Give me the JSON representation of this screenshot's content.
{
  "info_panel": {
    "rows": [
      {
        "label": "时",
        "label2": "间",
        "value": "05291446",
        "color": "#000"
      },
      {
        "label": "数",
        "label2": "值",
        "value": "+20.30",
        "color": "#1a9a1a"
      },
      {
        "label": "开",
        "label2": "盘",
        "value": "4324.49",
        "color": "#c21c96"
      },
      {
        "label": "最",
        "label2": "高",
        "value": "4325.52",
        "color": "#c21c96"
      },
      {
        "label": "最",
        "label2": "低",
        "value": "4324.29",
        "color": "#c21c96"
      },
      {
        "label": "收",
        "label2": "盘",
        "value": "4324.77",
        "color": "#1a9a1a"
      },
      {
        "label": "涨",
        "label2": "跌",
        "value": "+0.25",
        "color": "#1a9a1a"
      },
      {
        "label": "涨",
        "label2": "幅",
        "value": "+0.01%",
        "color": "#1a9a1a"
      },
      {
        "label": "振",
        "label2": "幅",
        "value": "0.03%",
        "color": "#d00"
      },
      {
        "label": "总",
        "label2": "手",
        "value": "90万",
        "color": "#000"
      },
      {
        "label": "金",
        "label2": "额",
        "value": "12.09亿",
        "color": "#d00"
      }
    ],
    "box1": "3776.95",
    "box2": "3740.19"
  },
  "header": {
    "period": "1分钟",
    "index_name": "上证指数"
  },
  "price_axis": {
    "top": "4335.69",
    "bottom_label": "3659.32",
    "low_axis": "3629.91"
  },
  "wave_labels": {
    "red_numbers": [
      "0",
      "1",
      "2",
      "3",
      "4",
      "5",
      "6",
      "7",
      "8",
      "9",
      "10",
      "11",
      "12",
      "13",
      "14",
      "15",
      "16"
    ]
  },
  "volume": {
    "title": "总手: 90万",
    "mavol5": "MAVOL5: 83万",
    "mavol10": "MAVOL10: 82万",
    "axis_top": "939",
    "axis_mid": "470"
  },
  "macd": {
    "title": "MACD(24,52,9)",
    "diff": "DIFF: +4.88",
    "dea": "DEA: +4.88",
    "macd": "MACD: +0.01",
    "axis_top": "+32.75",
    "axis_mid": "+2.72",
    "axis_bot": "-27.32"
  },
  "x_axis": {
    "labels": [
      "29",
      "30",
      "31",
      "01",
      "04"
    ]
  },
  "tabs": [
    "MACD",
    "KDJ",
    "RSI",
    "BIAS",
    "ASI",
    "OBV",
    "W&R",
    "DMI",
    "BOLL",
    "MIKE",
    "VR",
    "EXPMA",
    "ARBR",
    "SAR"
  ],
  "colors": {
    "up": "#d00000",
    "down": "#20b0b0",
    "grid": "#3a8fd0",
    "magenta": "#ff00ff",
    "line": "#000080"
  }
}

========

• _What the task asks_:
Using the listing, copy every line where the word "value" shows up.

• _Exercise output_:
        "value": "05291446",
        "value": "+20.30",
        "value": "4324.49",
        "value": "4325.52",
        "value": "4324.29",
        "value": "4324.77",
        "value": "+0.25",
        "value": "+0.01%",
        "value": "0.03%",
        "value": "90万",
        "value": "12.09亿",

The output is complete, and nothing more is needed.